* **WHAT IS REQUIRED**
Only the pictures are left out: repeat the rest of the entries exactly.

* **INPUT RECORDS**

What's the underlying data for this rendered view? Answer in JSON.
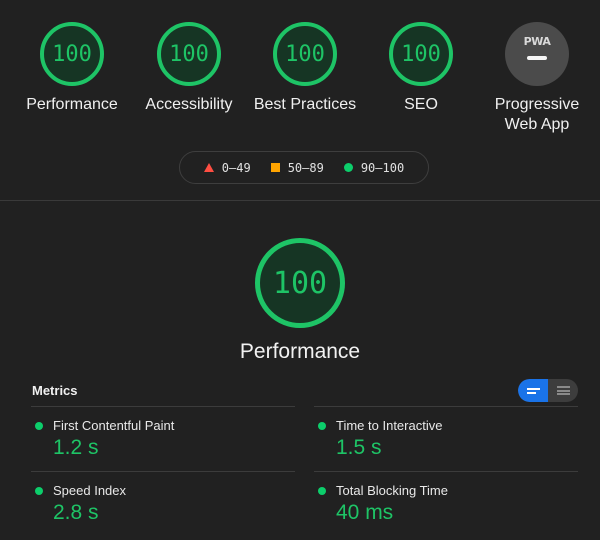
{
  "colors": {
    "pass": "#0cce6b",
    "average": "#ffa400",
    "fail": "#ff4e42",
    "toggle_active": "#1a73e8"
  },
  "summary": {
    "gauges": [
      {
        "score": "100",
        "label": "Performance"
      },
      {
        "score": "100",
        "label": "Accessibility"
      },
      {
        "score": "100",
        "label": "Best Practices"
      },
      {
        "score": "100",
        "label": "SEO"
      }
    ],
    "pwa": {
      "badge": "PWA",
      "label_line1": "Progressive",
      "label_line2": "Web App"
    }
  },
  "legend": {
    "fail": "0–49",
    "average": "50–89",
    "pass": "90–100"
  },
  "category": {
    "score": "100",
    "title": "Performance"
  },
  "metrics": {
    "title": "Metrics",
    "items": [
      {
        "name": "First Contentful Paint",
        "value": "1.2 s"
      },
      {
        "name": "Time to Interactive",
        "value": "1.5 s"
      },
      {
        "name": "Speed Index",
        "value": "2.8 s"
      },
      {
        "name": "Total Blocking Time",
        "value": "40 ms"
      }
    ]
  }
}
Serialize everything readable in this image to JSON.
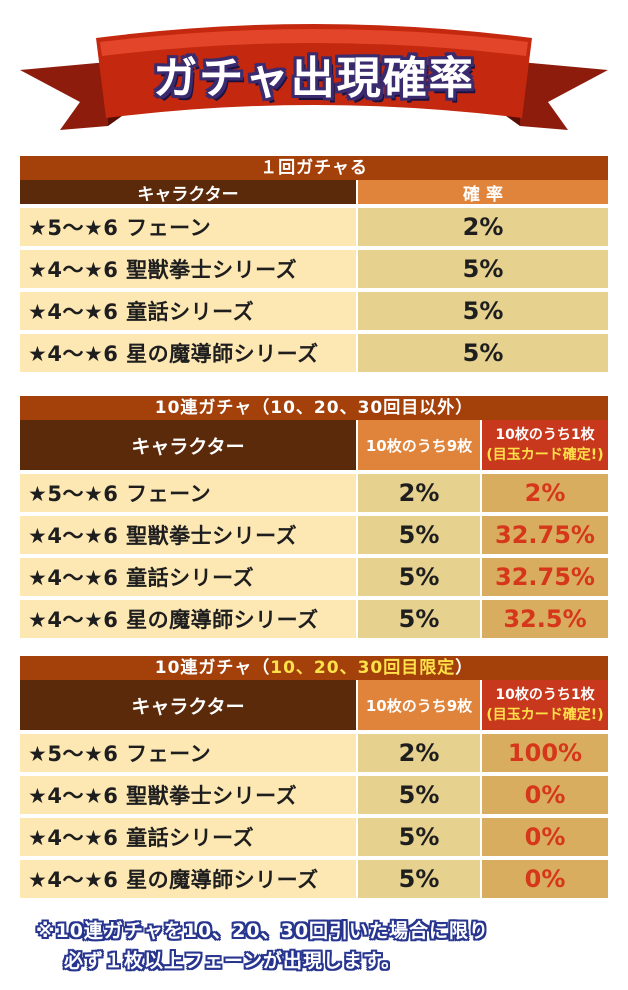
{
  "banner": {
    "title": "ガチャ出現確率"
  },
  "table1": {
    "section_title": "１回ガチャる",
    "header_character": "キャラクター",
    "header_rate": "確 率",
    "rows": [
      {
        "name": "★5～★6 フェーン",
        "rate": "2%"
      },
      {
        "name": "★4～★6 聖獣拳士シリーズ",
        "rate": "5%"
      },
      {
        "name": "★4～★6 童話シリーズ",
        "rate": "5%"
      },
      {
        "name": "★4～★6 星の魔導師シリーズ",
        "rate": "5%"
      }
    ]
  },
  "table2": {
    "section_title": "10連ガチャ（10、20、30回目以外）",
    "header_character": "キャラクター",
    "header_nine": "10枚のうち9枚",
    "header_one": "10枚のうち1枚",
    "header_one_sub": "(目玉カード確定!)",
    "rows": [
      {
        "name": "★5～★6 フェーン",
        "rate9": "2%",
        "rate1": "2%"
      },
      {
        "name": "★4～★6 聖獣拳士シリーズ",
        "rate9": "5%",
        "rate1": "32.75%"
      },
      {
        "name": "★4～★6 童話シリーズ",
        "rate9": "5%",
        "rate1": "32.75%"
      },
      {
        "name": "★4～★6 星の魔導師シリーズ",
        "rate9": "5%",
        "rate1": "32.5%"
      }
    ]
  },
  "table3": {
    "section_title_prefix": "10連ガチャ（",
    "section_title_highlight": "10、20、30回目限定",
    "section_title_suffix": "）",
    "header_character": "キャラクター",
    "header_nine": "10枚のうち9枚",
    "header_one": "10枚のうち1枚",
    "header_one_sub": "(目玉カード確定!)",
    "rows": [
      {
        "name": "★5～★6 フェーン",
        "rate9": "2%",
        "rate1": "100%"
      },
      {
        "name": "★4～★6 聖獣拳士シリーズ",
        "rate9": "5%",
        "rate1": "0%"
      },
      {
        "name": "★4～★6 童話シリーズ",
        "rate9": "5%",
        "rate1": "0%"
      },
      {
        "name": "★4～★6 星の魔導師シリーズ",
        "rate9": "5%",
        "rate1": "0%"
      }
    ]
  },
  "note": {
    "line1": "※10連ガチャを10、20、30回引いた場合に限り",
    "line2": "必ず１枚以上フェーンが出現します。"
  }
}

* **FINAL RESULT**
What's the underlying data for this rendered view? Answer in JSON.
{
  "colors": {
    "pass": "#0cce6b",
    "average": "#ffa400",
    "fail": "#ff4e42",
    "toggle_active": "#1a73e8"
  },
  "summary": {
    "gauges": [
      {
        "score": "100",
        "label": "Performance"
      },
      {
        "score": "100",
        "label": "Accessibility"
      },
      {
        "score": "100",
        "label": "Best Practices"
      },
      {
        "score": "100",
        "label": "SEO"
      }
    ],
    "pwa": {
      "badge": "PWA",
      "label_line1": "Progressive",
      "label_line2": "Web App"
    }
  },
  "legend": {
    "fail": "0–49",
    "average": "50–89",
    "pass": "90–100"
  },
  "category": {
    "score": "100",
    "title": "Performance"
  },
  "metrics": {
    "title": "Metrics",
    "items": [
      {
        "name": "First Contentful Paint",
        "value": "1.2 s"
      },
      {
        "name": "Time to Interactive",
        "value": "1.5 s"
      },
      {
        "name": "Speed Index",
        "value": "2.8 s"
      },
      {
        "name": "Total Blocking Time",
        "value": "40 ms"
      }
    ]
  }
}
Serialize everything readable in this image to JSON.
{
  "banner": {
    "title": "ガチャ出現確率"
  },
  "table1": {
    "section_title": "１回ガチャる",
    "header_character": "キャラクター",
    "header_rate": "確 率",
    "rows": [
      {
        "name": "★5～★6 フェーン",
        "rate": "2%"
      },
      {
        "name": "★4～★6 聖獣拳士シリーズ",
        "rate": "5%"
      },
      {
        "name": "★4～★6 童話シリーズ",
        "rate": "5%"
      },
      {
        "name": "★4～★6 星の魔導師シリーズ",
        "rate": "5%"
      }
    ]
  },
  "table2": {
    "section_title": "10連ガチャ（10、20、30回目以外）",
    "header_character": "キャラクター",
    "header_nine": "10枚のうち9枚",
    "header_one": "10枚のうち1枚",
    "header_one_sub": "(目玉カード確定!)",
    "rows": [
      {
        "name": "★5～★6 フェーン",
        "rate9": "2%",
        "rate1": "2%"
      },
      {
        "name": "★4～★6 聖獣拳士シリーズ",
        "rate9": "5%",
        "rate1": "32.75%"
      },
      {
        "name": "★4～★6 童話シリーズ",
        "rate9": "5%",
        "rate1": "32.75%"
      },
      {
        "name": "★4～★6 星の魔導師シリーズ",
        "rate9": "5%",
        "rate1": "32.5%"
      }
    ]
  },
  "table3": {
    "section_title_prefix": "10連ガチャ（",
    "section_title_highlight": "10、20、30回目限定",
    "section_title_suffix": "）",
    "header_character": "キャラクター",
    "header_nine": "10枚のうち9枚",
    "header_one": "10枚のうち1枚",
    "header_one_sub": "(目玉カード確定!)",
    "rows": [
      {
        "name": "★5～★6 フェーン",
        "rate9": "2%",
        "rate1": "100%"
      },
      {
        "name": "★4～★6 聖獣拳士シリーズ",
        "rate9": "5%",
        "rate1": "0%"
      },
      {
        "name": "★4～★6 童話シリーズ",
        "rate9": "5%",
        "rate1": "0%"
      },
      {
        "name": "★4～★6 星の魔導師シリーズ",
        "rate9": "5%",
        "rate1": "0%"
      }
    ]
  },
  "note": {
    "line1": "※10連ガチャを10、20、30回引いた場合に限り",
    "line2": "必ず１枚以上フェーンが出現します。"
  }
}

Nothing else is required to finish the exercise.